**Instruções**
• 1. Indique todas as partes do corpo em que, segundo o excerto, Cláudia Simões afirma ter sofrido lesões.
• 2. Reescreva o trecho do excerto entre "Numa sala de" e "teria o passe.", inclusive, substituindo "autocarro" por "elétrico".

**Excerto do texto**
Numa sala de audiência com cerca de meia centena de pessoas, Cláudia Simões, que é arguida e assistente neste processo, prestou declarações durante quase duas horas e assegurou que mordeu o polícia porque receou pela vida.
“Se eu não lhe mordesse o braço, morria”, afirmou, descrevendo ter sofrido lesões num olho, na boca, no cabelo, numa perna e num braço.
O caso terá sido originado por Cláudia Simões ter entrado no autocarro com a filha, sendo que esta não teria o passe.
Garantiu também que esta foi a única conversa que teve com o motorista do autocarro, rejeitando mais desentendimentos e explicando que estava a falar ao telemóvel com uma tia quando foi abordada pelo agente da PSP e que este alegadamente a agarrou sem que tivesse havido identificação prévia.
Nas declarações, em que foi alvo de sucessivos reparos pela juíza-presidente do coletivo, Catarina Pires, por interromper as perguntas, Cláudia Simões referiu que Carlos Canha a arrastou então para a paragem, lhe aplicou um ‘mata-leão’ (golpe de imobilização usado nas artes marciais) e depois a insultou e agrediu na viagem de carro até à esquadra.
Como consequência, Cláudia Simões frisou ter ficado “uns três meses em casa” após este episódio e que ainda hoje sente dores na cabeça e na boca. Sobre o comportamento dos outros dois agentes igualmente arguidos neste processo, declarou que Fernando Rodrigues e João Gouveia “não fizeram nada, mas aperceberam-se do que se estava a passar”.
Questionada sobre o impacto da situação, assumiu que o caso deixou marcas. “Quando vejo polícias na rua, tenho medo. Hoje estou acordada desde as 03:00, nem consegui dormir. (…) Senti-me mal, senti humilhação e pensei em sair do país”, disse, destacando os reflexos na filha: “Faz até hoje consultas com o psicólogo. Teve muitos problemas, tentou atirar-se da janela da cozinha… Ela acha que eu sofri isto tudo porque ela é que se esqueceu do passe”.
O depoimento ficou ainda marcado pelo pedido da magistrada para retirar a peruca, a fim de mostrar as consequências das alegadas agressões no couro cabeludo, pois Cláudia Simões indicou que lhe tinha sido “arrancado o cabelo todo”. Pouco depois, uma das defesas pediu mais esclarecimentos e a juíza-presidente voltou a pedir para retirar a peruca, gerando algumas reações de desagrado entre o público, ao que Catarina Pires ordenou à GNR para retirar então da sala de audiência as pessoas que se manifestassem.

Dados de análise da disposição da página:
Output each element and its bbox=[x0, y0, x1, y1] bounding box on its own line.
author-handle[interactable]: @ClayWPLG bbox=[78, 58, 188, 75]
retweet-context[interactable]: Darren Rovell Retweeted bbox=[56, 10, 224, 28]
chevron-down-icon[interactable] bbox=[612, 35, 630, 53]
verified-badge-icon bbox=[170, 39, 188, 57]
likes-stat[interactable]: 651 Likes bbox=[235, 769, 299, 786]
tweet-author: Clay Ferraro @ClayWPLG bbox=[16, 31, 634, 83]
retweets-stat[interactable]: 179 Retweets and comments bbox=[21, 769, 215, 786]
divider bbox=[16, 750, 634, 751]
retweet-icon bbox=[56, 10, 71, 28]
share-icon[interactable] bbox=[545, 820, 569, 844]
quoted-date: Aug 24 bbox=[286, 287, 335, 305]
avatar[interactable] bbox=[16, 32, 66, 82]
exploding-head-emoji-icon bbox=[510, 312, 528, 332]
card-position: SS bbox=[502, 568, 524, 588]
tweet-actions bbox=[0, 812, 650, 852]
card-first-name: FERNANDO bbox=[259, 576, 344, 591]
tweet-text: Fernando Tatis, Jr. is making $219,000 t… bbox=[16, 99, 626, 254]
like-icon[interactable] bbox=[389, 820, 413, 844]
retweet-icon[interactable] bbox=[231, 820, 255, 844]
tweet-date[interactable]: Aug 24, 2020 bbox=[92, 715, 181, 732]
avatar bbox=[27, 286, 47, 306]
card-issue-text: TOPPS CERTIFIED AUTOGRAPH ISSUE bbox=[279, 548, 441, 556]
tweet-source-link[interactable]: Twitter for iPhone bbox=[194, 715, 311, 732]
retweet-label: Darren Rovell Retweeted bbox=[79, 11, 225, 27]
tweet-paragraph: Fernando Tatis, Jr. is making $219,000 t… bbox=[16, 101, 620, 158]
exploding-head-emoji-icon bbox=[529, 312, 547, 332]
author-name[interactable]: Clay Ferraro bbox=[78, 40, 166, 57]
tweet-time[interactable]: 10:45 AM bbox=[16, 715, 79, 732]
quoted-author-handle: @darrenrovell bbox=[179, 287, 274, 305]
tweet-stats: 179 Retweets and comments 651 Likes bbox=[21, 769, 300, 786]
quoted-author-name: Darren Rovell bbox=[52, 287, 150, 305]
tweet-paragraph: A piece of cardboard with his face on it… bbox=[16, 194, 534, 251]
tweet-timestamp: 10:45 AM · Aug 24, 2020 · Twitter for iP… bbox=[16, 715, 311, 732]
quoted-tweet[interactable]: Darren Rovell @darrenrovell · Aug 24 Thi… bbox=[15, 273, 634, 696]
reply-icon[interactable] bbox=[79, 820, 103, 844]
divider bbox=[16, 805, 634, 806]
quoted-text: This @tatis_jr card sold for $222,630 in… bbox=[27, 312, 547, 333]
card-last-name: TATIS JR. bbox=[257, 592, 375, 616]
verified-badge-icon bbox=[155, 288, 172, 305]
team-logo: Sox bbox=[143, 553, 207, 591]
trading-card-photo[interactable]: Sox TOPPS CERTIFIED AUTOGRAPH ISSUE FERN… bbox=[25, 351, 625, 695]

**Respostas**
• 1. Olho, boca, cabelo, perna e braço.

• 2.
Numa sala de audiência com cerca de meia centena de pessoas, Cláudia Simões, que é arguida e assistente neste processo, prestou declarações durante quase duas horas e assegurou que mordeu o polícia porque receou pela vida.
“Se eu não lhe mordesse o braço, morria”, afirmou, descrevendo ter sofrido lesões num olho, na boca, no cabelo, numa perna e num braço.
O caso terá sido originado por Cláudia Simões ter entrado no elétrico com a filha, sendo que esta não teria o passe.